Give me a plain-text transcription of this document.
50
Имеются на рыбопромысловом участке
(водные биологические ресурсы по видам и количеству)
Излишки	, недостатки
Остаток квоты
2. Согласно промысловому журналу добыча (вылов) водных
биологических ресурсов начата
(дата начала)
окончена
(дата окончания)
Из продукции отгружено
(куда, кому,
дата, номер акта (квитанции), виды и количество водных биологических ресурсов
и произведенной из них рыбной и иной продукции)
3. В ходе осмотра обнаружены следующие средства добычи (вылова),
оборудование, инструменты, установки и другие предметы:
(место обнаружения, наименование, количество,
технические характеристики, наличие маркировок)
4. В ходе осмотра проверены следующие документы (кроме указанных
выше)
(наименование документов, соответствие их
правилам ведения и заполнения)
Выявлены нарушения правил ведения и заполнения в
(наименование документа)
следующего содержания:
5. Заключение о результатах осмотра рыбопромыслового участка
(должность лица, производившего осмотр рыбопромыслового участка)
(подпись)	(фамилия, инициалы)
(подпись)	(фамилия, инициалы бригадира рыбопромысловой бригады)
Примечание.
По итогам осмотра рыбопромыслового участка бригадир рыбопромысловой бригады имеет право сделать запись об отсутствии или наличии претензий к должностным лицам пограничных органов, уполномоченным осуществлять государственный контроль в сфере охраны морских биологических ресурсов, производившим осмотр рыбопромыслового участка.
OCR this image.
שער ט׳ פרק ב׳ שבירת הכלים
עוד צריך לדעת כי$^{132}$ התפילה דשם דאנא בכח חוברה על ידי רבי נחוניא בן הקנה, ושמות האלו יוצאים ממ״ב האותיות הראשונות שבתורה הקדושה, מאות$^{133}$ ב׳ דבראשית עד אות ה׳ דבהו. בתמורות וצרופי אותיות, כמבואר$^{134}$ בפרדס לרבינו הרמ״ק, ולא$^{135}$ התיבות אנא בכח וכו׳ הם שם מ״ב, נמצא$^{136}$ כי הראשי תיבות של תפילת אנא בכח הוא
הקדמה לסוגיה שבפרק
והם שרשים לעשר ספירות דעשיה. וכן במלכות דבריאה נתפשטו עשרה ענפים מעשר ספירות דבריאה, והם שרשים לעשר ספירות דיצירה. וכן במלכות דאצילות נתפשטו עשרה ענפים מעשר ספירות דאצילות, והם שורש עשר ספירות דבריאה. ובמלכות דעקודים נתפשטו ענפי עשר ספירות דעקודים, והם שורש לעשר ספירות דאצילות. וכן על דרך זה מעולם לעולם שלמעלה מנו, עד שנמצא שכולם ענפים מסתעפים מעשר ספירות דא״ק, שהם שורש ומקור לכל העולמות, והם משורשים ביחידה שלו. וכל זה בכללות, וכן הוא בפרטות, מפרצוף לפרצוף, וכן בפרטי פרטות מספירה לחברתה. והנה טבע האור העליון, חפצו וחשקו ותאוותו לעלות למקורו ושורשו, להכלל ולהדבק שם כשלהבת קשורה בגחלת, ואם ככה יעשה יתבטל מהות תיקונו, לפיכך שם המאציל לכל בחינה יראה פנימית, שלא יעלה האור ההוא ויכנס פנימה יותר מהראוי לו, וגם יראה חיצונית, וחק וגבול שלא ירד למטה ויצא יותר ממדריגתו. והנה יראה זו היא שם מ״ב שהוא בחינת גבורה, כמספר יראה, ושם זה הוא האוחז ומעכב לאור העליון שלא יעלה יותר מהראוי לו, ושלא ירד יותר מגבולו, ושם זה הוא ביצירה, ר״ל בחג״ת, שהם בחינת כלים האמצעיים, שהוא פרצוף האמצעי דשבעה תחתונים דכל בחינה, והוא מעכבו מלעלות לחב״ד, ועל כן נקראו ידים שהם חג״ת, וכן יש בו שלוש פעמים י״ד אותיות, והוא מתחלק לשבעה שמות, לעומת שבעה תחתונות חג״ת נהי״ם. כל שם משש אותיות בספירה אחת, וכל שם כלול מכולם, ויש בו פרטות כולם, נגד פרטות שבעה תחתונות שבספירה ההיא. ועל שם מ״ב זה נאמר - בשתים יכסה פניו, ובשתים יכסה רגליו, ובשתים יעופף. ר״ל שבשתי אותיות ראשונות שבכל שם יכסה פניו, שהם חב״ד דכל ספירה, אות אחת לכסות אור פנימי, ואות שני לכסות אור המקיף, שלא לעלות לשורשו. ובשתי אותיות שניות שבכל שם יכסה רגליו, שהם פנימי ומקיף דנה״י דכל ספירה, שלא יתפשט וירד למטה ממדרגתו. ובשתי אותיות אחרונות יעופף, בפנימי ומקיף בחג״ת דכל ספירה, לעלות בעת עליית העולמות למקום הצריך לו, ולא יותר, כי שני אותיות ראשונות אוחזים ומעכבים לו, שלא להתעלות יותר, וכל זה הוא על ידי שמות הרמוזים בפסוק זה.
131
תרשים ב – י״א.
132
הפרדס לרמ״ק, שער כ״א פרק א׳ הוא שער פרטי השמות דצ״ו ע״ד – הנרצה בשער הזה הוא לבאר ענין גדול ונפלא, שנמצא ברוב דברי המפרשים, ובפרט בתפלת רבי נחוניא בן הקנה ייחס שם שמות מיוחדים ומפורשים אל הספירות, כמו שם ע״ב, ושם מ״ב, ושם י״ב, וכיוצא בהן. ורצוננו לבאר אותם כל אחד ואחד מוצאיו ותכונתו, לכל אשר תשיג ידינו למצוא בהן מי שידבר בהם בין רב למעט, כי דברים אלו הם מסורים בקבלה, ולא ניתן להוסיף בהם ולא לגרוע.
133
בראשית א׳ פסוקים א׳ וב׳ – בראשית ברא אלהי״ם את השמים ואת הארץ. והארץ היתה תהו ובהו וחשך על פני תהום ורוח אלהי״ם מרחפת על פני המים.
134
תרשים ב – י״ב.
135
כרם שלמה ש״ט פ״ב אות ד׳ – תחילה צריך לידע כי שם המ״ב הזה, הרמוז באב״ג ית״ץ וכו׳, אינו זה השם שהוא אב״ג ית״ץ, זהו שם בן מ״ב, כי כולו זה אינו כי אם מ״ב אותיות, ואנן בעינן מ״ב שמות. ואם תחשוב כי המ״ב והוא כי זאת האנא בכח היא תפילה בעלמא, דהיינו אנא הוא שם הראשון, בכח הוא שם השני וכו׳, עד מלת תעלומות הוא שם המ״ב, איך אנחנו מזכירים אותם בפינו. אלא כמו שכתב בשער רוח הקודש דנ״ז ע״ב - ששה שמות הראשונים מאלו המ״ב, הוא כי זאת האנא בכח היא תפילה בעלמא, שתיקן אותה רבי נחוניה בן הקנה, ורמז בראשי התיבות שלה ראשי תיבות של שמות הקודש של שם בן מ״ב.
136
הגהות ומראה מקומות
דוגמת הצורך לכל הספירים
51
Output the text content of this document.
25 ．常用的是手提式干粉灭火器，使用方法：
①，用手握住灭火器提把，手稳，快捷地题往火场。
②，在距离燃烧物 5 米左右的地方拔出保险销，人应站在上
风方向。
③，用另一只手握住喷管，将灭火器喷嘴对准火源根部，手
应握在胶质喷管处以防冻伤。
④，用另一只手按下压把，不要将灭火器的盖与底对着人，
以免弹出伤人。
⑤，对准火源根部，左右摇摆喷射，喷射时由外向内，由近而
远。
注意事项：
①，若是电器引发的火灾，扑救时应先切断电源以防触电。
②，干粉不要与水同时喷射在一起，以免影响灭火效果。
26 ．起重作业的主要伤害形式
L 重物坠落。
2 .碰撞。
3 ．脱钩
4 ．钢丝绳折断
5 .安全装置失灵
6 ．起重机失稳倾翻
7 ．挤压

# What needs to be done:
Copy each line of the preceding data that contains the string "ведения".

# Result of the exercise:
правилам ведения и заполнения)
Выявлены нарушения правил ведения и заполнения в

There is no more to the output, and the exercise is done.